## EXERCISE AIM
Return exactly the lines from the "Give me the" line through the last line of the entries below. Include no pictures.

##############################

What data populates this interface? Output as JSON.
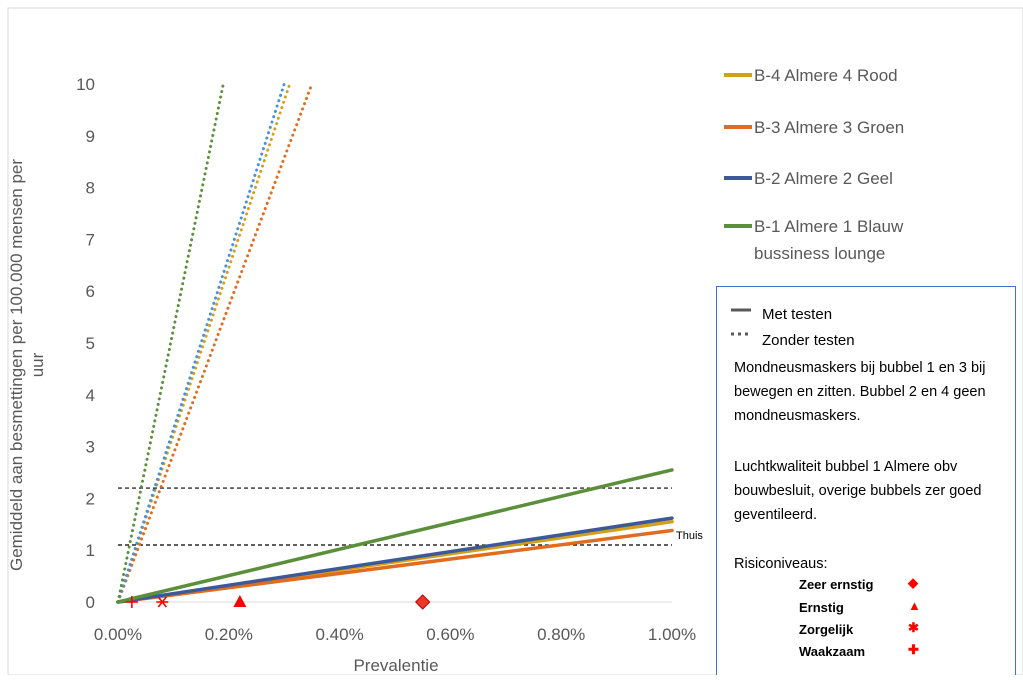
{
  "chart_data": {
    "type": "line",
    "title": "",
    "xlabel": "Prevalentie",
    "ylabel": "Gemiddeld aan besmettingen per 100.000 mensen per uur",
    "xlim": [
      0,
      1.0
    ],
    "ylim": [
      0,
      10
    ],
    "x_ticks": [
      "0.00%",
      "0.20%",
      "0.40%",
      "0.60%",
      "0.80%",
      "1.00%"
    ],
    "y_ticks": [
      "0",
      "1",
      "2",
      "3",
      "4",
      "5",
      "6",
      "7",
      "8",
      "9",
      "10"
    ],
    "x_unit": "percent",
    "grid": "horizontal",
    "legend_position": "right",
    "series": [
      {
        "name": "B-4 Almere 4 Rood",
        "color": "#d4a017",
        "style": "solid",
        "x": [
          0,
          1.0
        ],
        "y": [
          0,
          1.55
        ]
      },
      {
        "name": "B-3 Almere 3 Groen",
        "color": "#e06c1f",
        "style": "solid",
        "x": [
          0,
          1.0
        ],
        "y": [
          0,
          1.38
        ]
      },
      {
        "name": "B-2 Almere 2 Geel",
        "color": "#3c5a9a",
        "style": "solid",
        "x": [
          0,
          1.0
        ],
        "y": [
          0,
          1.62
        ]
      },
      {
        "name": "B-1 Almere 1 Blauw bussiness lounge",
        "color": "#5b8f3a",
        "style": "solid",
        "x": [
          0,
          1.0
        ],
        "y": [
          0,
          2.55
        ]
      },
      {
        "name": "B-4 Almere 4 Rood",
        "color": "#d4a017",
        "style": "dotted",
        "x": [
          0,
          0.31
        ],
        "y": [
          0,
          10
        ]
      },
      {
        "name": "B-3 Almere 3 Groen",
        "color": "#e06c1f",
        "style": "dotted",
        "x": [
          0,
          0.35
        ],
        "y": [
          0,
          10
        ]
      },
      {
        "name": "B-2 Almere 2 Geel",
        "color": "#4a90d9",
        "style": "dotted",
        "x": [
          0,
          0.3
        ],
        "y": [
          0,
          10
        ]
      },
      {
        "name": "B-1 Almere 1 Blauw bussiness lounge",
        "color": "#5b8f3a",
        "style": "dotted",
        "x": [
          0,
          0.19
        ],
        "y": [
          0,
          10
        ]
      }
    ],
    "reference_lines": [
      {
        "y": 2.2,
        "style": "dashed",
        "color": "#000000",
        "label": ""
      },
      {
        "y": 1.1,
        "style": "dashed",
        "color": "#000000",
        "label": "Thuis"
      }
    ],
    "risk_markers": [
      {
        "level": "Waakzaam",
        "x": 0.025,
        "y": 0,
        "symbol": "cross"
      },
      {
        "level": "Zorgelijk",
        "x": 0.08,
        "y": 0,
        "symbol": "asterisk"
      },
      {
        "level": "Ernstig",
        "x": 0.22,
        "y": 0,
        "symbol": "triangle"
      },
      {
        "level": "Zeer ernstig",
        "x": 0.55,
        "y": 0,
        "symbol": "diamond"
      }
    ]
  },
  "legend": {
    "items": [
      {
        "label": "B-4 Almere 4 Rood",
        "color": "#d4a017"
      },
      {
        "label": "B-3 Almere 3 Groen",
        "color": "#e06c1f"
      },
      {
        "label": "B-2 Almere 2 Geel",
        "color": "#3c5a9a"
      },
      {
        "label": "B-1 Almere 1 Blauw",
        "label2": "bussiness lounge",
        "color": "#5b8f3a"
      }
    ]
  },
  "notes": {
    "solid_label": "Met testen",
    "dashed_label": "Zonder testen",
    "masks_text": "Mondneusmaskers bij bubbel 1 en 3 bij bewegen en zitten. Bubbel 2 en 4 geen mondneusmaskers.",
    "air_text": "Luchtkwaliteit bubbel 1 Almere obv bouwbesluit, overige bubbels zer goed geventileerd.",
    "risk_title": "Risiconiveaus:",
    "risk_levels": [
      {
        "label": "Zeer ernstig",
        "symbol": "◆"
      },
      {
        "label": "Ernstig",
        "symbol": "▲"
      },
      {
        "label": "Zorgelijk",
        "symbol": "✱"
      },
      {
        "label": "Waakzaam",
        "symbol": "✚"
      }
    ]
  }
}
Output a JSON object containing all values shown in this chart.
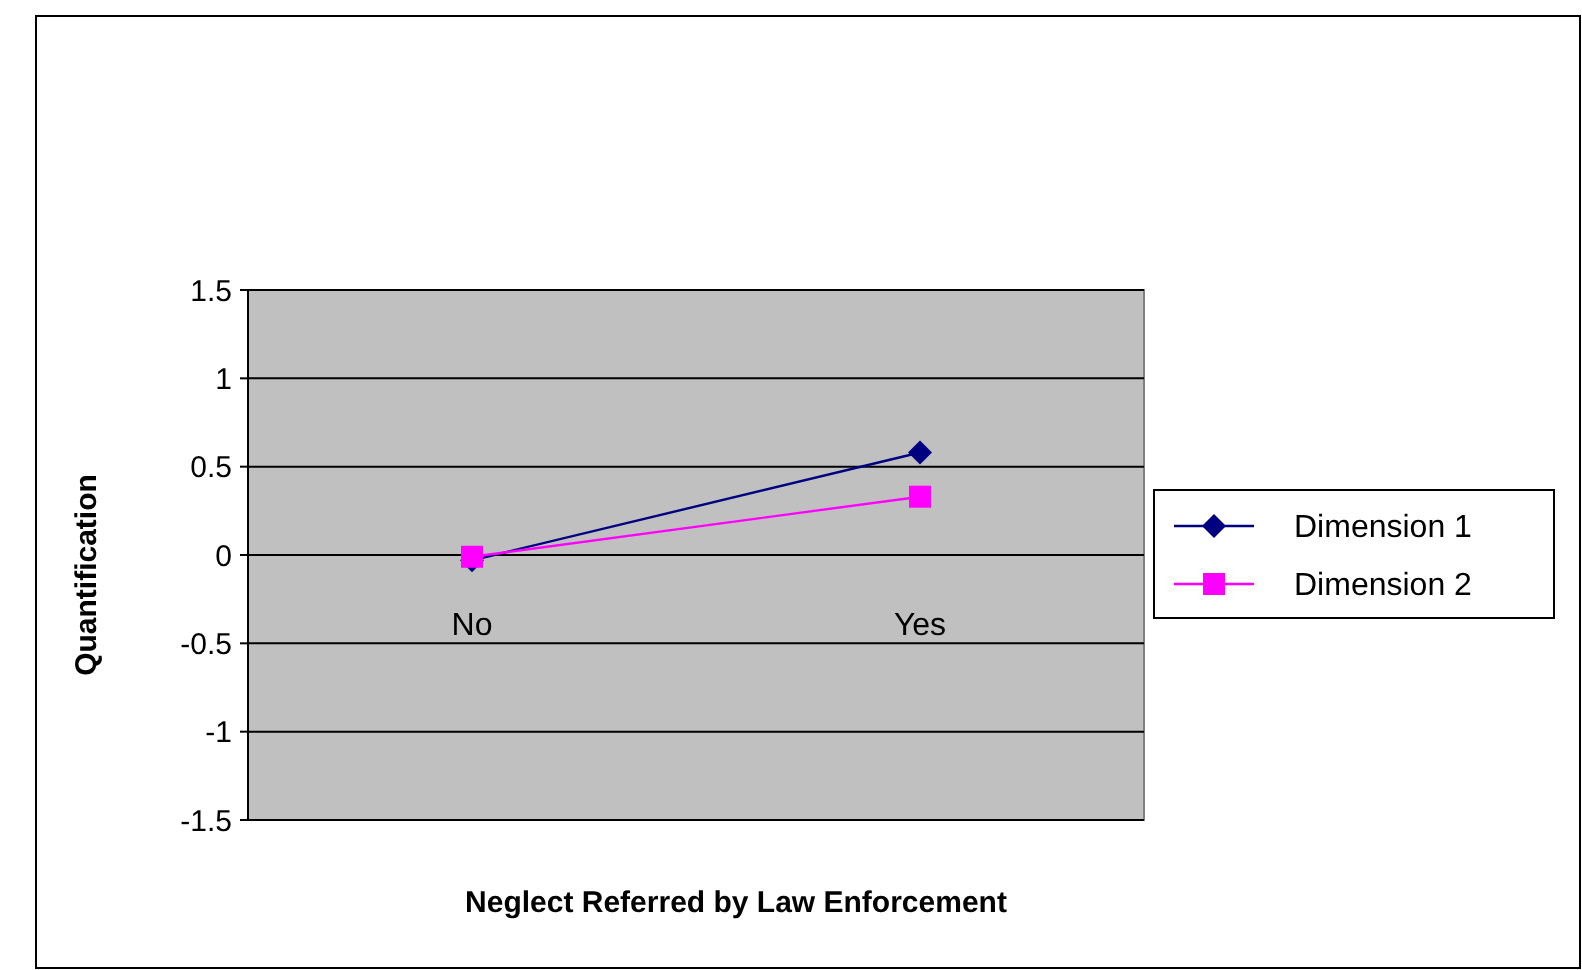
{
  "chart_data": {
    "type": "line",
    "xlabel": "Neglect Referred by Law Enforcement",
    "ylabel": "Quantification",
    "categories": [
      "No",
      "Yes"
    ],
    "series": [
      {
        "name": "Dimension 1",
        "color": "#000080",
        "values": [
          -0.03,
          0.58
        ],
        "marker": "diamond"
      },
      {
        "name": "Dimension 2",
        "color": "#ff00ff",
        "values": [
          -0.01,
          0.33
        ],
        "marker": "square"
      }
    ],
    "ylim": [
      -1.5,
      1.5
    ],
    "yticks": [
      -1.5,
      -1,
      -0.5,
      0,
      0.5,
      1,
      1.5
    ],
    "grid": "y",
    "legend": "right"
  }
}
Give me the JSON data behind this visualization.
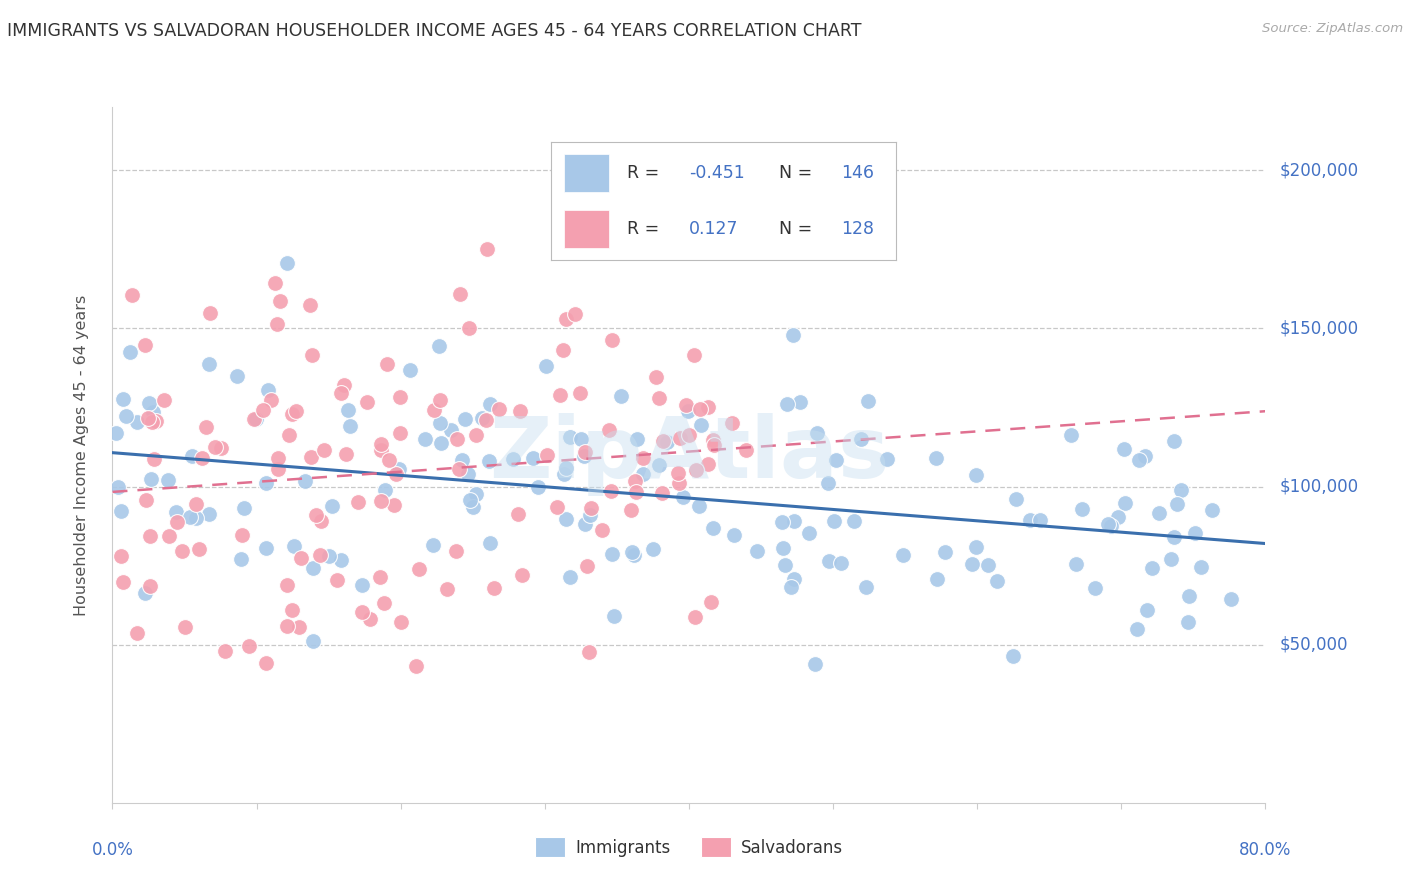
{
  "title": "IMMIGRANTS VS SALVADORAN HOUSEHOLDER INCOME AGES 45 - 64 YEARS CORRELATION CHART",
  "source": "Source: ZipAtlas.com",
  "ylabel": "Householder Income Ages 45 - 64 years",
  "ytick_labels": [
    "$50,000",
    "$100,000",
    "$150,000",
    "$200,000"
  ],
  "ytick_values": [
    50000,
    100000,
    150000,
    200000
  ],
  "ymin": 0,
  "ymax": 220000,
  "xmin": 0.0,
  "xmax": 0.8,
  "r_immigrants": -0.451,
  "r_salvadorans": 0.127,
  "n_immigrants": 146,
  "n_salvadorans": 128,
  "color_immigrants": "#a8c8e8",
  "color_salvadorans": "#f4a0b0",
  "color_immigrants_line": "#3a6fad",
  "color_salvadorans_line": "#e07090",
  "color_title": "#333333",
  "color_blue": "#4472c4",
  "color_legend_text": "#333333",
  "background_color": "#ffffff",
  "grid_color": "#c8c8c8",
  "watermark": "ZipAtlas",
  "seed_immigrants": 12,
  "seed_salvadorans": 77,
  "legend_r_color": "#e31a1c",
  "legend_n_color": "#4472c4",
  "legend_label_color": "#333333"
}
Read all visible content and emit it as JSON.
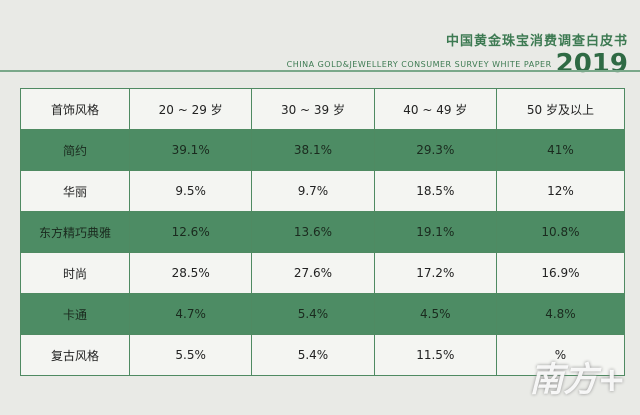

##############################

## WRITTEN RESPONSE
Give me the JSON data behind this visualization.
{
  "title": "IMMIGRANTS VS SALVADORAN HOUSEHOLDER INCOME AGES 45 - 64 YEARS CORRELATION CHART",
  "source": "Source: ZipAtlas.com",
  "ylabel": "Householder Income Ages 45 - 64 years",
  "ytick_labels": [
    "$50,000",
    "$100,000",
    "$150,000",
    "$200,000"
  ],
  "ytick_values": [
    50000,
    100000,
    150000,
    200000
  ],
  "ymin": 0,
  "ymax": 220000,
  "xmin": 0.0,
  "xmax": 0.8,
  "r_immigrants": -0.451,
  "r_salvadorans": 0.127,
  "n_immigrants": 146,
  "n_salvadorans": 128,
  "color_immigrants": "#a8c8e8",
  "color_salvadorans": "#f4a0b0",
  "color_immigrants_line": "#3a6fad",
  "color_salvadorans_line": "#e07090",
  "color_title": "#333333",
  "color_blue": "#4472c4",
  "color_legend_text": "#333333",
  "background_color": "#ffffff",
  "grid_color": "#c8c8c8",
  "watermark": "ZipAtlas",
  "seed_immigrants": 12,
  "seed_salvadorans": 77,
  "legend_r_color": "#e31a1c",
  "legend_n_color": "#4472c4",
  "legend_label_color": "#333333"
}
Read all visible content and emit it as JSON.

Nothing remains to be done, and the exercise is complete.